Copy out every line that contains "properties".

= = =

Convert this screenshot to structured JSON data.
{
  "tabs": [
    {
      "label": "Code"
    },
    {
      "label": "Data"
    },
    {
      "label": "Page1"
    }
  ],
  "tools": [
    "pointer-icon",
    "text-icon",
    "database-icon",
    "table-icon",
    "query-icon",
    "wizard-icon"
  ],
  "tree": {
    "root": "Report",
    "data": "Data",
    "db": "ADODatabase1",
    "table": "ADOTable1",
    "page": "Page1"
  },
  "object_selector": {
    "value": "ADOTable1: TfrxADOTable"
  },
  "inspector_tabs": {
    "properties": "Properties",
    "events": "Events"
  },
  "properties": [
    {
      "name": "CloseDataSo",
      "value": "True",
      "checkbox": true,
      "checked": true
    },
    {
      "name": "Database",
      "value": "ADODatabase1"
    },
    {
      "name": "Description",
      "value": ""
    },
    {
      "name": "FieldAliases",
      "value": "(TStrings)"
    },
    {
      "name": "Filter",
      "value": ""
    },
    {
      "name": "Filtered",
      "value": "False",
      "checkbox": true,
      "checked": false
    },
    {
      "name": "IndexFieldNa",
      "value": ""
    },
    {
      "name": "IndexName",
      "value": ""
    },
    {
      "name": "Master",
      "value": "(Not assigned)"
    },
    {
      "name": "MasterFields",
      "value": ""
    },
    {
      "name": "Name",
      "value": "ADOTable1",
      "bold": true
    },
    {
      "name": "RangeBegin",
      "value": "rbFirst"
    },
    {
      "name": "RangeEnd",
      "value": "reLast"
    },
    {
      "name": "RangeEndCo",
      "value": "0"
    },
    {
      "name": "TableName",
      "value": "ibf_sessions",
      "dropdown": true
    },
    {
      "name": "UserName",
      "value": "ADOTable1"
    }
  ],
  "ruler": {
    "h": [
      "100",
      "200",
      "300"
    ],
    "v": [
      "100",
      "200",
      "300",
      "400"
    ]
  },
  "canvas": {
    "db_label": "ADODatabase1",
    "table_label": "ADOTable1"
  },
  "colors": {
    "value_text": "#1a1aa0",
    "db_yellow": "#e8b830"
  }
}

= = =

RESULT OF THE EXERCISE>
    "properties": "Properties",
  "properties": [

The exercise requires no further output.